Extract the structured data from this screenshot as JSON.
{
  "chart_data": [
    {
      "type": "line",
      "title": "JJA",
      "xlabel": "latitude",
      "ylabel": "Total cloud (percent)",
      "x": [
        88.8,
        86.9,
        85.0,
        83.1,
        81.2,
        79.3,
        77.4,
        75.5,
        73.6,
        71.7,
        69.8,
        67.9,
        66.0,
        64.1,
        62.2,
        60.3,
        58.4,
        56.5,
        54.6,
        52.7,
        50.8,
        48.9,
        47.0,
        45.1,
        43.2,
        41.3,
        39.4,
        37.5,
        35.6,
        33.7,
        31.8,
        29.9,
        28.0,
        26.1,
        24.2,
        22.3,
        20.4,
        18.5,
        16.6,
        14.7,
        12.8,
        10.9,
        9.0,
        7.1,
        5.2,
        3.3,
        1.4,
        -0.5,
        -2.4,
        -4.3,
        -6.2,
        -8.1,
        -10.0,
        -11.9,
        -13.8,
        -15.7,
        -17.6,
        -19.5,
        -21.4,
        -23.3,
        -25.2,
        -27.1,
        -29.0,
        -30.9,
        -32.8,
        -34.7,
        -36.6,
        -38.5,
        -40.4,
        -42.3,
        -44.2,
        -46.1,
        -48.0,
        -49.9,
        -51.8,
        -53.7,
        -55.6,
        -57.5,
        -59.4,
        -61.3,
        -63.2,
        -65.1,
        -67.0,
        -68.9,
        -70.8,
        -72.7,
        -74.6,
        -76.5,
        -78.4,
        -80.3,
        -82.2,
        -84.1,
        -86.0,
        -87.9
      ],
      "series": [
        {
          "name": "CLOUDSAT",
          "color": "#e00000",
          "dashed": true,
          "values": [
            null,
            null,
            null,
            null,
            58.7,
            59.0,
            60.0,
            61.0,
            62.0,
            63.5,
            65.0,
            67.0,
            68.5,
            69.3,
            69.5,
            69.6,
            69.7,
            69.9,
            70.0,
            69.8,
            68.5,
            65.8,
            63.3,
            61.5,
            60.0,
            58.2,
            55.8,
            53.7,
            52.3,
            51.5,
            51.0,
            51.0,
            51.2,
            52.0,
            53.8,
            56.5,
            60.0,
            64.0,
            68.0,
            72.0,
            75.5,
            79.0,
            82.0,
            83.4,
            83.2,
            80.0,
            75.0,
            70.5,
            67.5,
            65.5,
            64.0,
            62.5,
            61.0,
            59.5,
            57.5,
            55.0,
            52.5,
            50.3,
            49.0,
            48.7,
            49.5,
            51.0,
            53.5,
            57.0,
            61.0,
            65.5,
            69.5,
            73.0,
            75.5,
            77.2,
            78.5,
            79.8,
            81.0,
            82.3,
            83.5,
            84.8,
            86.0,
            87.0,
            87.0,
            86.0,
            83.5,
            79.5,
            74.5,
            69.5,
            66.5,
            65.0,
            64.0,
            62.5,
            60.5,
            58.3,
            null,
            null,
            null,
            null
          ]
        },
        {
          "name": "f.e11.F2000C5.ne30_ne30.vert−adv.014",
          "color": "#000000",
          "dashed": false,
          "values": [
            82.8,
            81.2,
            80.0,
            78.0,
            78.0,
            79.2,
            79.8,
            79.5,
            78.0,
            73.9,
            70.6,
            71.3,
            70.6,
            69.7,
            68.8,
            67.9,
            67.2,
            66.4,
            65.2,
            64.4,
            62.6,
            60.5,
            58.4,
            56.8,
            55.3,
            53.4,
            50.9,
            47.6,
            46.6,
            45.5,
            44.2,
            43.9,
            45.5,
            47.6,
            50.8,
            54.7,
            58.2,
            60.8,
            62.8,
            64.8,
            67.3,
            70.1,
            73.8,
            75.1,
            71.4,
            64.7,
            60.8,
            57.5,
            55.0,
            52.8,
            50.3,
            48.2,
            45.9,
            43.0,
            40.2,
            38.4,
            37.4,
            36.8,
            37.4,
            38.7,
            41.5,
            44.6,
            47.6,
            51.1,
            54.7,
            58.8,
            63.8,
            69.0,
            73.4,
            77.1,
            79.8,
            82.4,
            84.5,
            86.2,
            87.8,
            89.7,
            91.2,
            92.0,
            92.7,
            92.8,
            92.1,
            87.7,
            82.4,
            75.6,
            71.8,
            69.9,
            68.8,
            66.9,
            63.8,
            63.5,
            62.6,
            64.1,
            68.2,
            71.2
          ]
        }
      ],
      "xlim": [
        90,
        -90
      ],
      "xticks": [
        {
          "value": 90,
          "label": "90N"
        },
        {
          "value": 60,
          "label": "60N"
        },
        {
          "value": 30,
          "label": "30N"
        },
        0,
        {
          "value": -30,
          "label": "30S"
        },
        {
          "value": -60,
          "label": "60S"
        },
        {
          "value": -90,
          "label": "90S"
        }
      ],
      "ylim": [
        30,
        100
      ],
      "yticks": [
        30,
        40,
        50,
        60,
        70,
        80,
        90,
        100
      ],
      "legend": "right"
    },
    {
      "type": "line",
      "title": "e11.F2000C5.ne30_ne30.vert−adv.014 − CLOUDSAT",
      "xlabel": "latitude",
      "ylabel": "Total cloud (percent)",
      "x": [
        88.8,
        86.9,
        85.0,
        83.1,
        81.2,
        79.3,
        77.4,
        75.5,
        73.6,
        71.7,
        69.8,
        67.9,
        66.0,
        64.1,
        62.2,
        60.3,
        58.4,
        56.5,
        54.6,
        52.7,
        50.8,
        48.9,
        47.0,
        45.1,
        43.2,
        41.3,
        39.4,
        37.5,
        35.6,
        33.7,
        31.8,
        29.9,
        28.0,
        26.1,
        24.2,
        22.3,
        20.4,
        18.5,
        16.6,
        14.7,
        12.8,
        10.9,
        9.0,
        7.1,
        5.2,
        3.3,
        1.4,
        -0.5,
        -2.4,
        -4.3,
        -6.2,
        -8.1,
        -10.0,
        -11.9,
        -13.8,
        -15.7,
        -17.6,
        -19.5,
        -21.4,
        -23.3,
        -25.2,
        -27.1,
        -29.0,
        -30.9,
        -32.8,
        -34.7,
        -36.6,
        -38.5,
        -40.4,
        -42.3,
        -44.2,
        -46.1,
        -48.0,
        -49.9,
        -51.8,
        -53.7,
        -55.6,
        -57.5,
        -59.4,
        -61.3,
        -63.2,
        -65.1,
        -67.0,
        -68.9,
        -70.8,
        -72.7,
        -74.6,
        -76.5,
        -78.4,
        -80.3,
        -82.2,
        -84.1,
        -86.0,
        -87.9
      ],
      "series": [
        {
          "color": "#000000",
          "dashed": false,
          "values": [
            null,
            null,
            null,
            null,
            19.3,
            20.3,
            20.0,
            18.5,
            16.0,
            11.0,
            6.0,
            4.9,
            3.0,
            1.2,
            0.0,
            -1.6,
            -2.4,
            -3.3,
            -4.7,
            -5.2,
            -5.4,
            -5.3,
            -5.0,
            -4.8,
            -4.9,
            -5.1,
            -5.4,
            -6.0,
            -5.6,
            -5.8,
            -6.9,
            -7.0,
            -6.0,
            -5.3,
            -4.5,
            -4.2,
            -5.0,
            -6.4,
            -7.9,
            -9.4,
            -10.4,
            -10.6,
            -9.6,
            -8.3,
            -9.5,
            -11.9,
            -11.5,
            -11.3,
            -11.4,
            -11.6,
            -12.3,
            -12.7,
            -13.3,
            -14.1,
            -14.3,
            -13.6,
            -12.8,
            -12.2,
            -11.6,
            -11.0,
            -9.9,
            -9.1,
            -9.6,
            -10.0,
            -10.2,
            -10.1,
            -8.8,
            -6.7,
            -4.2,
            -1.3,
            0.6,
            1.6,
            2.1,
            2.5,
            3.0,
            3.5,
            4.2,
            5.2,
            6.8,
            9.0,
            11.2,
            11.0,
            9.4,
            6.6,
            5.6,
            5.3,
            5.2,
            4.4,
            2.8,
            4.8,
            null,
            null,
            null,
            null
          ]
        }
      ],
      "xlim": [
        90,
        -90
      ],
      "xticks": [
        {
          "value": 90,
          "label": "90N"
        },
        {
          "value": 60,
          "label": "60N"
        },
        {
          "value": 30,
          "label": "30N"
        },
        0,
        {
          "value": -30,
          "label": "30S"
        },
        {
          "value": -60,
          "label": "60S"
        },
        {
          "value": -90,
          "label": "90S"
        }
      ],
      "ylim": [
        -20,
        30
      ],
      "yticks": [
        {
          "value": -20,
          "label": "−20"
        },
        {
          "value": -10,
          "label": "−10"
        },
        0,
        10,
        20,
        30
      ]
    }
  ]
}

**BRIEF:** Identify the lines of the entries containing the string "CLOUDSAT". Copy each such line.

**COMPLETE RESPONSE:**
          "name": "CLOUDSAT",
      "title": "e11.F2000C5.ne30_ne30.vert−adv.014 − CLOUDSAT",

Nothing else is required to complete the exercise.